* [TASK TO COMPLETE]:
State how many lines contain the string "this", and write nothing else.

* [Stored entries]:
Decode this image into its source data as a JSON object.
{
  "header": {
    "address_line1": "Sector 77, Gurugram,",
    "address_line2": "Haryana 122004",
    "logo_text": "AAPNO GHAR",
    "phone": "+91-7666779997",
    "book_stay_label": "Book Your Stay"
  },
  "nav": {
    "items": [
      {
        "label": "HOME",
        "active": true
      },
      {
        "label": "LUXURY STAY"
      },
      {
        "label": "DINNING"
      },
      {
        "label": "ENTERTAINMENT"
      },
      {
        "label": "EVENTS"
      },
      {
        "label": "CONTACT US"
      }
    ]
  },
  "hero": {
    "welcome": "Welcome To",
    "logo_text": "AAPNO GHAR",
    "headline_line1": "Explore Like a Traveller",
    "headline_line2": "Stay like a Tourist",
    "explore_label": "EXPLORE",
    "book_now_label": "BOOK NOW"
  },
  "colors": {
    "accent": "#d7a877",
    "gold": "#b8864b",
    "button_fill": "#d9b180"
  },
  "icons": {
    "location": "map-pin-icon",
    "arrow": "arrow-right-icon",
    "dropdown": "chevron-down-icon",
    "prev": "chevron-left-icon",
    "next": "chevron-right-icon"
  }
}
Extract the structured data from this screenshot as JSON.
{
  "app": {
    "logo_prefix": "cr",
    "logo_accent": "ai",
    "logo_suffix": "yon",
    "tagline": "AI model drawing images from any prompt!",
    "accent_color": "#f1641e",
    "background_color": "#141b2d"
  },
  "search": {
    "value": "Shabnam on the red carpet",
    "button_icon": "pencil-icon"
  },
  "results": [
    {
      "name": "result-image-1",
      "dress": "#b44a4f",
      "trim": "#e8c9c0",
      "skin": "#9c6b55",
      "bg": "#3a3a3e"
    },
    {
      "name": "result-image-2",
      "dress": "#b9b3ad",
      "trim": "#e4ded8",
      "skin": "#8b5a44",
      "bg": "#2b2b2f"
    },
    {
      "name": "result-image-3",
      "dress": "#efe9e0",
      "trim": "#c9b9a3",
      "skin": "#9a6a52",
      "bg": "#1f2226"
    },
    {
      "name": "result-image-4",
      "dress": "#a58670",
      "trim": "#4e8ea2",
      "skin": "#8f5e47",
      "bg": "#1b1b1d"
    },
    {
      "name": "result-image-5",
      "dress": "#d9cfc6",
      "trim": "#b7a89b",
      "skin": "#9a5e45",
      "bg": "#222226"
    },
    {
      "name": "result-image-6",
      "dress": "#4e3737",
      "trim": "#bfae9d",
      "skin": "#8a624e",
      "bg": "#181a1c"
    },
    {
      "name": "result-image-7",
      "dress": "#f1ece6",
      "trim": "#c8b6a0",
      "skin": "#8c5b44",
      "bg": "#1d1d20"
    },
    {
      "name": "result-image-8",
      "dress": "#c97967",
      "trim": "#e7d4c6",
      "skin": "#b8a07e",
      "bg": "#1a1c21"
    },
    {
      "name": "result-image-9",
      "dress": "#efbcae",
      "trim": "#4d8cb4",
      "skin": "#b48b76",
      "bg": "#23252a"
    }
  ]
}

* [ANSWER BELOW]:
2